**Input records**
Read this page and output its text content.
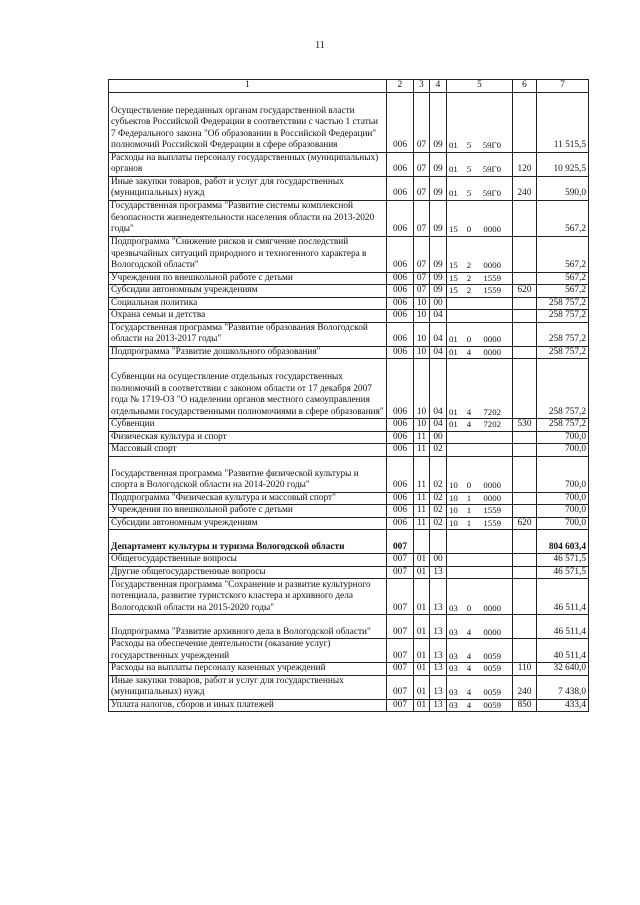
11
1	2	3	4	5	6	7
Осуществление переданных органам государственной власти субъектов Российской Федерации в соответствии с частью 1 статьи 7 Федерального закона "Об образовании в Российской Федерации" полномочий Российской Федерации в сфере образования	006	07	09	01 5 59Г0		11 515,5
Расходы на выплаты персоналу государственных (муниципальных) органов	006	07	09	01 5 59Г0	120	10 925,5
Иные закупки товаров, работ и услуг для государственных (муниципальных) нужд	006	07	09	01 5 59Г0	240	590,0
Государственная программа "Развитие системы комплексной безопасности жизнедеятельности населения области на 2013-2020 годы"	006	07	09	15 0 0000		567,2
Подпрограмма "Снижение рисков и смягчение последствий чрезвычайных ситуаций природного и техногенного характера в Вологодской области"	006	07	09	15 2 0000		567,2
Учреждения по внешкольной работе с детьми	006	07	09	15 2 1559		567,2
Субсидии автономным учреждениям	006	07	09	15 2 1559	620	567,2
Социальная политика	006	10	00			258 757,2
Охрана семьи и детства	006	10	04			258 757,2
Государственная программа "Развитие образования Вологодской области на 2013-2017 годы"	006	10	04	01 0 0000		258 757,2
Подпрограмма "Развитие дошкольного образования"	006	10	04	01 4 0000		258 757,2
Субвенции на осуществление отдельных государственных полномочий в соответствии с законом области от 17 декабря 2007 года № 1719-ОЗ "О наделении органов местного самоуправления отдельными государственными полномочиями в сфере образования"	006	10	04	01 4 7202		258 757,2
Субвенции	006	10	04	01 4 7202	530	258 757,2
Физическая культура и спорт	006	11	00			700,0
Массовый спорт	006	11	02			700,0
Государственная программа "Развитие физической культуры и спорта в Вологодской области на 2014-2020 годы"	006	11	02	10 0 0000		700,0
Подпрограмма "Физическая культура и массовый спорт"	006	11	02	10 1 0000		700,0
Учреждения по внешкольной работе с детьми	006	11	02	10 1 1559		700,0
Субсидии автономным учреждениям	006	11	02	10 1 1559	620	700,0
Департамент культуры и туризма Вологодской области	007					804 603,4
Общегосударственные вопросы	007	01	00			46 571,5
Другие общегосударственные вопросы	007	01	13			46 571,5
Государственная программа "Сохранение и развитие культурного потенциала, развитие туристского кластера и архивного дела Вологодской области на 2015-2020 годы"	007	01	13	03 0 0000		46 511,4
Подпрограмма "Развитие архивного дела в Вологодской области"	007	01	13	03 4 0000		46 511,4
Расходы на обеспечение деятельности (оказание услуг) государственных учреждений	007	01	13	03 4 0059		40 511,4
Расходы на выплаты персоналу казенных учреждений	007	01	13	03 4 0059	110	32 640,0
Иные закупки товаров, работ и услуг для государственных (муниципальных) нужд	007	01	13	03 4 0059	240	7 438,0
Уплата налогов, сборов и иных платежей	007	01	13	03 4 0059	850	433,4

...

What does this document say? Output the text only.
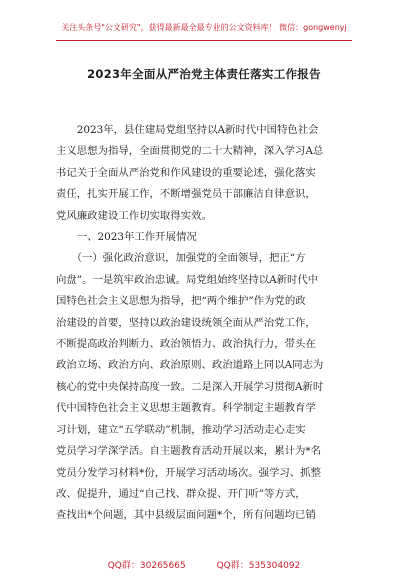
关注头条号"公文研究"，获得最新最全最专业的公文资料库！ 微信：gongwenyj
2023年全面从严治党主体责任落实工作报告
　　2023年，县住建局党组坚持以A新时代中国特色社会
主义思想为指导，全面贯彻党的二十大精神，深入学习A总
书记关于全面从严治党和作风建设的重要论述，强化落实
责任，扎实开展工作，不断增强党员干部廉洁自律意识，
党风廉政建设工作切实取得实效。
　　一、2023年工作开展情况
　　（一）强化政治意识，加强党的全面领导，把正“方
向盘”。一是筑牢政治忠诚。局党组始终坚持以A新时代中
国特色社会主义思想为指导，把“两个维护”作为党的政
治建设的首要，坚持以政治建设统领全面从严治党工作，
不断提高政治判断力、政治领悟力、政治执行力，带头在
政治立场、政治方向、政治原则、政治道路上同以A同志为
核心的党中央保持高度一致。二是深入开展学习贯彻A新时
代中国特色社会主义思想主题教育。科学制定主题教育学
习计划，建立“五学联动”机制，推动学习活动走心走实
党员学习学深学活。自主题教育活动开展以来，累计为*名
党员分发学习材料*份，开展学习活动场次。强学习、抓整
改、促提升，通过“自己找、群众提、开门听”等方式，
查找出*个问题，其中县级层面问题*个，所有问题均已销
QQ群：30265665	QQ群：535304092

**What to do**
Find the lines holding "text" and list every one.

**Response to this task**
Read this page and output its text content.
What does this document say? Output the text only.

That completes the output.